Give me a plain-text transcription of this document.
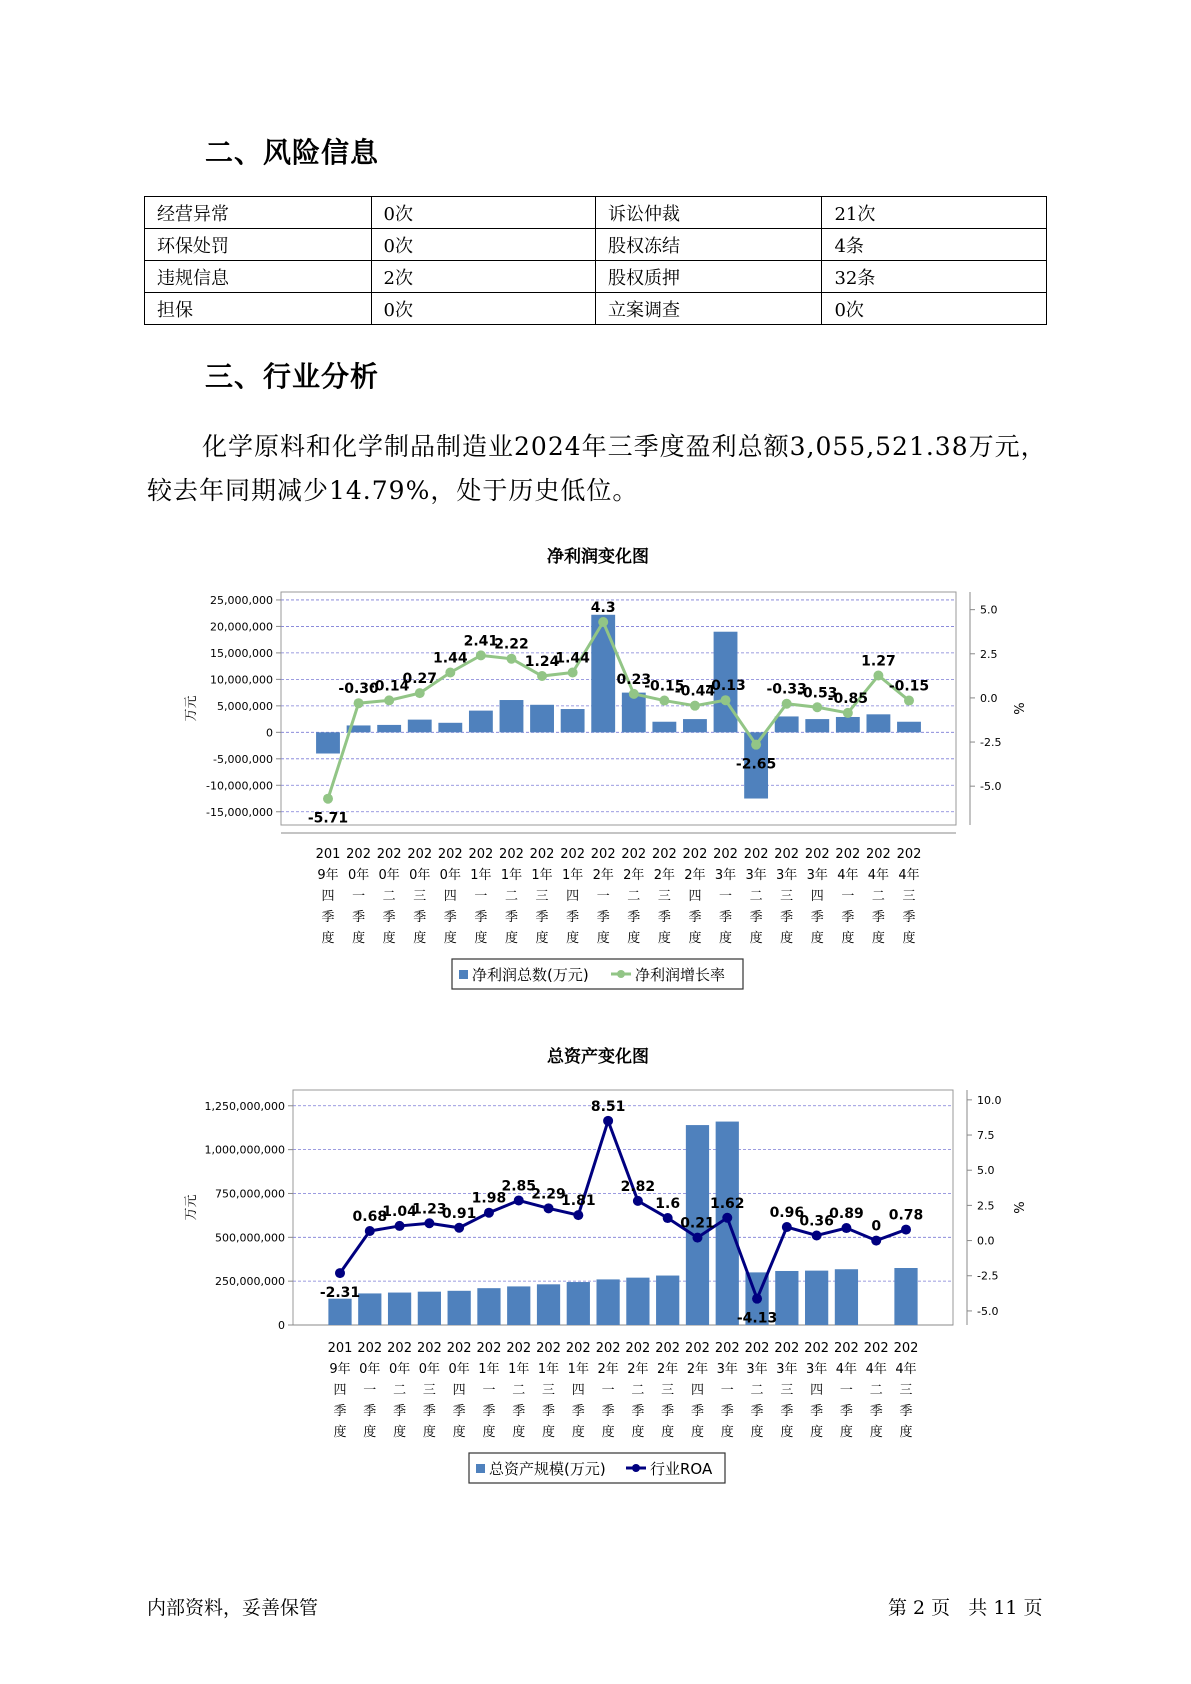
二、风险信息
经营异常	0次	诉讼仲裁	21次
环保处罚	0次	股权冻结	4条
违规信息	2次	股权质押	32条
担保	0次	立案调查	0次
三、行业分析

化学原料和化学制品制造业2024年三季度盈利总额3,055,521.38万元，较去年同期减少14.79%，处于历史低位。

净利润变化图
25,000,000
20,000,000
15,000,000
10,000,000
5,000,000
0
-5,000,000
-10,000,000
-15,000,000
5.0
2.5
0.0
-2.5
-5.0
万元	%
-5.71
-0.30
-0.14
0.27
1.44
2.41
2.22
1.24
1.44
4.3
0.23
-0.15
-0.44
-0.13
-2.65
-0.33
-0.53
-0.85
1.27
-0.15
201
9年
四
季
度
202
0年
一
季
度
202
0年
二
季
度
202
0年
三
季
度
202
0年
四
季
度
202
1年
一
季
度
202
1年
二
季
度
202
1年
三
季
度
202
1年
四
季
度
202
2年
一
季
度
202
2年
二
季
度
202
2年
三
季
度
202
2年
四
季
度
202
3年
一
季
度
202
3年
二
季
度
202
3年
三
季
度
202
3年
四
季
度
202
4年
一
季
度
202
4年
二
季
度
202
4年
三
季
度
净利润总数(万元)	净利润增长率
总资产变化图
1,250,000,000
1,000,000,000
750,000,000
500,000,000
250,000,000
0
10.0
7.5
5.0
2.5
0.0
-2.5
-5.0
万元	%
-2.31
0.68
1.04
1.23
0.91
1.98
2.85
2.29
1.81
8.51
2.82
1.6
0.21
1.62
-4.13
0.96
0.36
0.89
0
0.78
201
9年
四
季
度
202
0年
一
季
度
202
0年
二
季
度
202
0年
三
季
度
202
0年
四
季
度
202
1年
一
季
度
202
1年
二
季
度
202
1年
三
季
度
202
1年
四
季
度
202
2年
一
季
度
202
2年
二
季
度
202
2年
三
季
度
202
2年
四
季
度
202
3年
一
季
度
202
3年
二
季
度
202
3年
三
季
度
202
3年
四
季
度
202
4年
一
季
度
202
4年
二
季
度
202
4年
三
季
度
总资产规模(万元)	行业ROA
内部资料，妥善保管	第 2 页   共 11 页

WHAT THE TASK ASKS – Set down the records in full and exactly. Do not carry over any image.

EXERCISE RESULT –
Give me a plain-text transcription of this document.
二、风险信息
经营异常	0次	诉讼仲裁	21次
环保处罚	0次	股权冻结	4条
违规信息	2次	股权质押	32条
担保	0次	立案调查	0次
三、行业分析

化学原料和化学制品制造业2024年三季度盈利总额3,055,521.38万元，较去年同期减少14.79%，处于历史低位。

净利润变化图
25,000,000
20,000,000
15,000,000
10,000,000
5,000,000
0
-5,000,000
-10,000,000
-15,000,000
5.0
2.5
0.0
-2.5
-5.0
万元	%
-5.71
-0.30
-0.14
0.27
1.44
2.41
2.22
1.24
1.44
4.3
0.23
-0.15
-0.44
-0.13
-2.65
-0.33
-0.53
-0.85
1.27
-0.15
201
9年
四
季
度
202
0年
一
季
度
202
0年
二
季
度
202
0年
三
季
度
202
0年
四
季
度
202
1年
一
季
度
202
1年
二
季
度
202
1年
三
季
度
202
1年
四
季
度
202
2年
一
季
度
202
2年
二
季
度
202
2年
三
季
度
202
2年
四
季
度
202
3年
一
季
度
202
3年
二
季
度
202
3年
三
季
度
202
3年
四
季
度
202
4年
一
季
度
202
4年
二
季
度
202
4年
三
季
度
净利润总数(万元)	净利润增长率
总资产变化图
1,250,000,000
1,000,000,000
750,000,000
500,000,000
250,000,000
0
10.0
7.5
5.0
2.5
0.0
-2.5
-5.0
万元	%
-2.31
0.68
1.04
1.23
0.91
1.98
2.85
2.29
1.81
8.51
2.82
1.6
0.21
1.62
-4.13
0.96
0.36
0.89
0
0.78
201
9年
四
季
度
202
0年
一
季
度
202
0年
二
季
度
202
0年
三
季
度
202
0年
四
季
度
202
1年
一
季
度
202
1年
二
季
度
202
1年
三
季
度
202
1年
四
季
度
202
2年
一
季
度
202
2年
二
季
度
202
2年
三
季
度
202
2年
四
季
度
202
3年
一
季
度
202
3年
二
季
度
202
3年
三
季
度
202
3年
四
季
度
202
4年
一
季
度
202
4年
二
季
度
202
4年
三
季
度
总资产规模(万元)	行业ROA
内部资料，妥善保管	第 2 页   共 11 页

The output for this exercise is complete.